**Was zu tun ist:**
A. Wiederhole aus dem Lesetext wortgetreu die Stelle von „Eine Zigarre, sagte“ bis „dir empfangen hat.“.
B. Stimmen diese Aussagen mit dem Lesetext überein? Antworte jeweils mit Ja oder Nein und gib die entscheidenden Worte des Textes wortgetreu an: (i) Der Altruist bietet statt einer Zigarre Feuer an. (ii) Vornehme Leute demonstrieren gern. (iii) Eine Gemeinheit wird eher verziehen als eine Wohltat.

**Lesetext:**
# # #

Eine Zigarre, sagte der Altruist, eine Zigarre, mein Lieber, kann ich Ihnen nicht geben. Aber wenn Sie einmal ein Feuer brauchen, kommen Sie nur zu mir; die meine brennt immer.

Vornehme Leute demonstrieren nicht gern. Sobald sie sehen, daß einer eine Gemeinheit begeht, fühlen sie sich wohl mit ihm solidarisch, aber nicht alle haben den Mut, es ihn auch wissen zu lassen.

Es gibt Heuchler, die mit einer unehrlichen Gesinnung prahlen, um unter solchem Schein sie zu besitzen.

Eher verzeiht dir einer die Gemeinheit, die er an dir begangen, als die Wohltat, die er von dir empfangen hat.

Ich habe es so oft erlebt, daß einer, der meine Meinung teilte, die größere Hälfte für sich behielt, daß ich jetzt gewitzt bin und den Leuten nur noch Gedanken anbiete.

# # #

**Angezeigte Angaben:**
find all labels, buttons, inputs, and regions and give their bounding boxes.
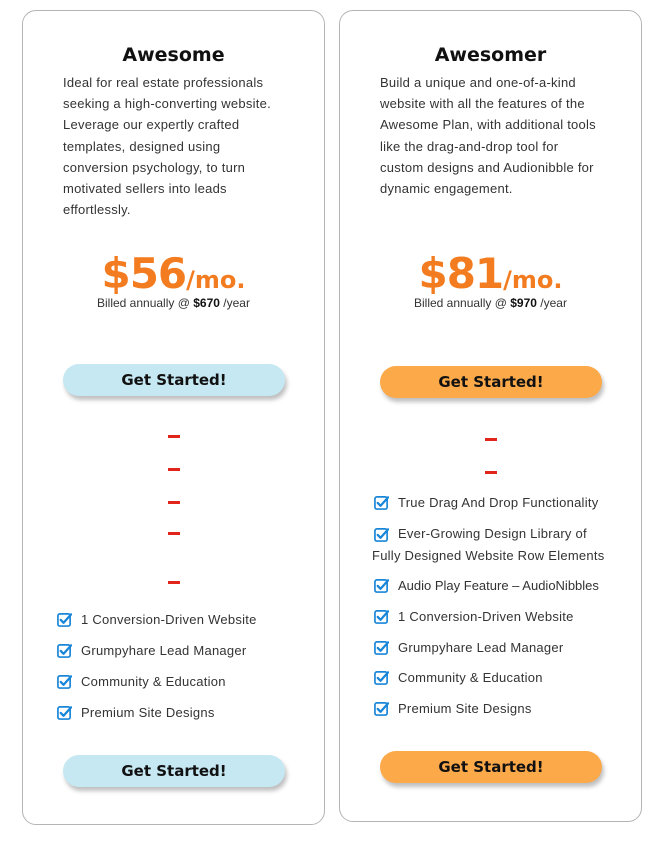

# # #

**Lösungen:**
A.
Eine Zigarre, sagte der Altruist, eine Zigarre, mein Lieber, kann ich Ihnen nicht geben. Aber wenn Sie einmal ein Feuer brauchen, kommen Sie nur zu mir; die meine brennt immer.

Vornehme Leute demonstrieren nicht gern. Sobald sie sehen, daß einer eine Gemeinheit begeht, fühlen sie sich wohl mit ihm solidarisch, aber nicht alle haben den Mut, es ihn auch wissen zu lassen.

Es gibt Heuchler, die mit einer unehrlichen Gesinnung prahlen, um unter solchem Schein sie zu besitzen.

Eher verzeiht dir einer die Gemeinheit, die er an dir begangen, als die Wohltat, die er von dir empfangen hat.

B.
(i) Ja: „Aber wenn Sie einmal ein Feuer brauchen, kommen Sie nur zu mir“
(ii) Nein: „Vornehme Leute demonstrieren nicht gern.“
(iii) Ja: „Eher verzeiht dir einer die Gemeinheit, die er an dir begangen, als die Wohltat, die er von dir empfangen hat.“